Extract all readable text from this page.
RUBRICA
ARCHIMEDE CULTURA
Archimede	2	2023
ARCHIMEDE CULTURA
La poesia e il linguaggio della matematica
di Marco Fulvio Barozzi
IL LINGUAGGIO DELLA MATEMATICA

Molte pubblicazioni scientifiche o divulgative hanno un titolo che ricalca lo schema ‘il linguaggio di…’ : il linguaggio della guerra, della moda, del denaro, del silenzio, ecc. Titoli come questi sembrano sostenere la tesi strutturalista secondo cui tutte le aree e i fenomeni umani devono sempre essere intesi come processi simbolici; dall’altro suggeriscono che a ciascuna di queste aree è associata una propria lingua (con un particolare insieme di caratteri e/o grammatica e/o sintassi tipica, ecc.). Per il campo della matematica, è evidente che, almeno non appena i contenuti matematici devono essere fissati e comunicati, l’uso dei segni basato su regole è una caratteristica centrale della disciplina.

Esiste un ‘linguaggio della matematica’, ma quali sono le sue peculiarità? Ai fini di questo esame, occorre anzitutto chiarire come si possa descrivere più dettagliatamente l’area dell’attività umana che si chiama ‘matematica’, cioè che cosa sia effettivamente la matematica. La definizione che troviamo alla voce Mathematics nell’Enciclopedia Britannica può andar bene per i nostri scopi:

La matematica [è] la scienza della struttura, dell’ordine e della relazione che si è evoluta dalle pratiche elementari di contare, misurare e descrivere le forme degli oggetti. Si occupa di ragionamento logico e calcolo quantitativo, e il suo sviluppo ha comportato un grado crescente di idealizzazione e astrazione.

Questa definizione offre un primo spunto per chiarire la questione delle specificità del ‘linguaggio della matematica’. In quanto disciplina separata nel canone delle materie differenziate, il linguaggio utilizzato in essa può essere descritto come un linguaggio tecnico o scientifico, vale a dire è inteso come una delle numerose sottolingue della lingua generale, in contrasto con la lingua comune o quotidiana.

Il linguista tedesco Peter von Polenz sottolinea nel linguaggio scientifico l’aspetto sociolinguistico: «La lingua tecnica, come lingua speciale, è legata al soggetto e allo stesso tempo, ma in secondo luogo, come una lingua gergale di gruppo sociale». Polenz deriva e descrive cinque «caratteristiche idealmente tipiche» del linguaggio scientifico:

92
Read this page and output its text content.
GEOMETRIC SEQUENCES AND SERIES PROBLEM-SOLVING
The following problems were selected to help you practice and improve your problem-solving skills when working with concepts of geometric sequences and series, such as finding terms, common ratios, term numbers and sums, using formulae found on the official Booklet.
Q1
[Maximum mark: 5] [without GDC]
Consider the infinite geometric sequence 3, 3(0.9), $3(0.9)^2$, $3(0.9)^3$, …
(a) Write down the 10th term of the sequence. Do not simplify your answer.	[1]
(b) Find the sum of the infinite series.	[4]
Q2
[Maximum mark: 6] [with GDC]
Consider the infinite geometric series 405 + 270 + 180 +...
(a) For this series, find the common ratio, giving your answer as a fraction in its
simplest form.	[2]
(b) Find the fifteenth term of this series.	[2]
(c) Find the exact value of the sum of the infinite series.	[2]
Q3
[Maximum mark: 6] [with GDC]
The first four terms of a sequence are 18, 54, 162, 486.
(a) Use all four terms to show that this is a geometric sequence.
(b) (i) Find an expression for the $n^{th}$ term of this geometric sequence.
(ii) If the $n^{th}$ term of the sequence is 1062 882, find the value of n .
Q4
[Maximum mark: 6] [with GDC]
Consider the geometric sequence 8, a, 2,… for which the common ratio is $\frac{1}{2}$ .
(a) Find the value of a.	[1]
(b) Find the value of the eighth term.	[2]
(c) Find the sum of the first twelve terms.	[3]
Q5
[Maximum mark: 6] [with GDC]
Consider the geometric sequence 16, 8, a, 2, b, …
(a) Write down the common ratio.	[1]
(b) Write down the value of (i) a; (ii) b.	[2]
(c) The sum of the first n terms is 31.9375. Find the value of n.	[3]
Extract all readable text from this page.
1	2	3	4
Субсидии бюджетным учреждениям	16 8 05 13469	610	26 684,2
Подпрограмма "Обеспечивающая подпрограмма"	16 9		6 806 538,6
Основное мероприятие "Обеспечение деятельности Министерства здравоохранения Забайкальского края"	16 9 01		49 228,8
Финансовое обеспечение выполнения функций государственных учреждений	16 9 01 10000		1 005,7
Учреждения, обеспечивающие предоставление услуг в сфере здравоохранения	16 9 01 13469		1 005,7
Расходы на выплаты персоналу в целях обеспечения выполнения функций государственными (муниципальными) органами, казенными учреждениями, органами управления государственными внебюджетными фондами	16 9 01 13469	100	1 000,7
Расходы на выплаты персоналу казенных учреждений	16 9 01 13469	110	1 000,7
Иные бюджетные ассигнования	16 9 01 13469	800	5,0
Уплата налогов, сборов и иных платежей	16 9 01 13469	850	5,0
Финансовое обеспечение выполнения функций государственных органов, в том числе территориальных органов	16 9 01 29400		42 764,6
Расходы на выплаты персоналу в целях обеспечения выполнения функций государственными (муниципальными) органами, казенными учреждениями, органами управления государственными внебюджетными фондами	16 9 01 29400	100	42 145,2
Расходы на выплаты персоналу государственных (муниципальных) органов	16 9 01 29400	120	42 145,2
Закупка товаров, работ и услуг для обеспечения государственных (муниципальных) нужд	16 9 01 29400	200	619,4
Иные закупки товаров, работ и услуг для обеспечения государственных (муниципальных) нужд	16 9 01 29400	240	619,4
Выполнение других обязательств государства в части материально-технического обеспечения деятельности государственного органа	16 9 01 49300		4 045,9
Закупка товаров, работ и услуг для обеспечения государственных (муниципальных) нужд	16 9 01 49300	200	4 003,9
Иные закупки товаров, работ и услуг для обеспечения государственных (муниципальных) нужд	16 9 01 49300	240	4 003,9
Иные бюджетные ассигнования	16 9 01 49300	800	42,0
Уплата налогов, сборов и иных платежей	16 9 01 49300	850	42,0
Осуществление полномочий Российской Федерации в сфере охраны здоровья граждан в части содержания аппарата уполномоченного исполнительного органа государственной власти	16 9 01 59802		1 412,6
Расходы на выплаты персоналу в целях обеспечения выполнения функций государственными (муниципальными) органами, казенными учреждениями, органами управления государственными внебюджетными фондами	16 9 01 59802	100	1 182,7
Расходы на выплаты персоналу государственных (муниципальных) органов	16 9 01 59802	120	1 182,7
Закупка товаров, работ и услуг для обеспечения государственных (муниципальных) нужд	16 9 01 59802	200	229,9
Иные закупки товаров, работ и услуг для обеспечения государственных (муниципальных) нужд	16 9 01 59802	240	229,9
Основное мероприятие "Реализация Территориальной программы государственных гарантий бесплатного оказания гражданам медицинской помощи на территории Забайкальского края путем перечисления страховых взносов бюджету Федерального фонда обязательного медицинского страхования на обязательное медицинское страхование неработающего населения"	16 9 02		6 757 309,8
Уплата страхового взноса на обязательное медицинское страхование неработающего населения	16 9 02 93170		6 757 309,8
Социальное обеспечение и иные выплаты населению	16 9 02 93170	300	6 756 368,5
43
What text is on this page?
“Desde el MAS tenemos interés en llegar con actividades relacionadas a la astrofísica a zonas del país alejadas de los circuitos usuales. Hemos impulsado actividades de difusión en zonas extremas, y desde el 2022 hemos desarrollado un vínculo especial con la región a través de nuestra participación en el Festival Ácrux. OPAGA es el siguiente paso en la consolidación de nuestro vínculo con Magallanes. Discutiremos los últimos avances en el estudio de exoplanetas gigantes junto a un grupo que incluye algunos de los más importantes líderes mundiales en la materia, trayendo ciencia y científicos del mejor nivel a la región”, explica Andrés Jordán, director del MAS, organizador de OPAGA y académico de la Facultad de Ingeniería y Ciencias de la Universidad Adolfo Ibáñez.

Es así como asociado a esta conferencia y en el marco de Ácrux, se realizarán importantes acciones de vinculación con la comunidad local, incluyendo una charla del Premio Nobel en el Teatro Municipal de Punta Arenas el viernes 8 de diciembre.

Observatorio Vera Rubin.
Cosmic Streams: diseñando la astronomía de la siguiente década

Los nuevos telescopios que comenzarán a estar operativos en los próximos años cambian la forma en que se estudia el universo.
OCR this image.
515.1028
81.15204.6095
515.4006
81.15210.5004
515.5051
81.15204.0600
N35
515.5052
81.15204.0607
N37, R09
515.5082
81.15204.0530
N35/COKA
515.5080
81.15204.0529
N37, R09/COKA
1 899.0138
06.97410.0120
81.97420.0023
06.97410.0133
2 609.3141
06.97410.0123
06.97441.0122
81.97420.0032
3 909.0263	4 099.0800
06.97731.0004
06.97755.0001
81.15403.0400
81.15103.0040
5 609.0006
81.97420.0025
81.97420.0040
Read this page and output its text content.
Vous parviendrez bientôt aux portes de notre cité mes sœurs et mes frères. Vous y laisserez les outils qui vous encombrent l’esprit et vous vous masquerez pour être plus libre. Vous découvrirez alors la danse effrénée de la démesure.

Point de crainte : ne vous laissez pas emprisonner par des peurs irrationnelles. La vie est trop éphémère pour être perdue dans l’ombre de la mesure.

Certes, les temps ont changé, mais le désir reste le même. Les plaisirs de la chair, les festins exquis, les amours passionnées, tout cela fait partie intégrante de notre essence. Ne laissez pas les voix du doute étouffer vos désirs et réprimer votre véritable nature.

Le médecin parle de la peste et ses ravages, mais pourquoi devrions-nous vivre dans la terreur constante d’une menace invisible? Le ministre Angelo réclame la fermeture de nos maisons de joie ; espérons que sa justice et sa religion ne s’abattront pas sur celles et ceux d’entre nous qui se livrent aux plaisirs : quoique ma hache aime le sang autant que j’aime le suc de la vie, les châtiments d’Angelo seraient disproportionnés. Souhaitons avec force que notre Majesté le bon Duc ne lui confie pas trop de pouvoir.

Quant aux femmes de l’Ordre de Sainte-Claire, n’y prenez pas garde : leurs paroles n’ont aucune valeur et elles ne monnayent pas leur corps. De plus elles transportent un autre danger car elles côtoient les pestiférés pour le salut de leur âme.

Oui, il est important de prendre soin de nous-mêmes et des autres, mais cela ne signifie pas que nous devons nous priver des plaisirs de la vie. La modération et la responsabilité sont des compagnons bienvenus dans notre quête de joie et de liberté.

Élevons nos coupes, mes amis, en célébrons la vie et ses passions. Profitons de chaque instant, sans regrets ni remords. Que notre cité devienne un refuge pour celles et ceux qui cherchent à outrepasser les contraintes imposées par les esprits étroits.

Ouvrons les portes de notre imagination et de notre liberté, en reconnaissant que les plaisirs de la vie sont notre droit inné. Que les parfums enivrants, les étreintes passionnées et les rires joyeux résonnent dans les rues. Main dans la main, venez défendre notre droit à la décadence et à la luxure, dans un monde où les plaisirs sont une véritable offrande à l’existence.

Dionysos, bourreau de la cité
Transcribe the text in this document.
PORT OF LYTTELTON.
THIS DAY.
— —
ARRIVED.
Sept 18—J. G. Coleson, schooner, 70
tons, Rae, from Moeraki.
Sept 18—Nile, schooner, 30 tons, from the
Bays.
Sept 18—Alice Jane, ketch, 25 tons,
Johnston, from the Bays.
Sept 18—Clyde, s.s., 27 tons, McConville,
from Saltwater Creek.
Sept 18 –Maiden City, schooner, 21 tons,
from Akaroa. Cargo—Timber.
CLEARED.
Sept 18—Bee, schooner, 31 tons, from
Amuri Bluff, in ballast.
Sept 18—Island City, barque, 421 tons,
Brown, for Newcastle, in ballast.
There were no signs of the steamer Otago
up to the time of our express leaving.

::::::::::

* [Prompt] Scan the material above. Copy each line where "страхование" occurs.

* [Result for this task]
Основное мероприятие "Реализация Территориальной программы государственных гарантий бесплатного оказания гражданам медицинской помощи на территории Забайкальского края путем перечисления страховых взносов бюджету Федерального фонда обязательного медицинского страхования на обязательное медицинское страхование неработающего населения"	16 9 02		6 757 309,8
Уплата страхового взноса на обязательное медицинское страхование неработающего населения	16 9 02 93170		6 757 309,8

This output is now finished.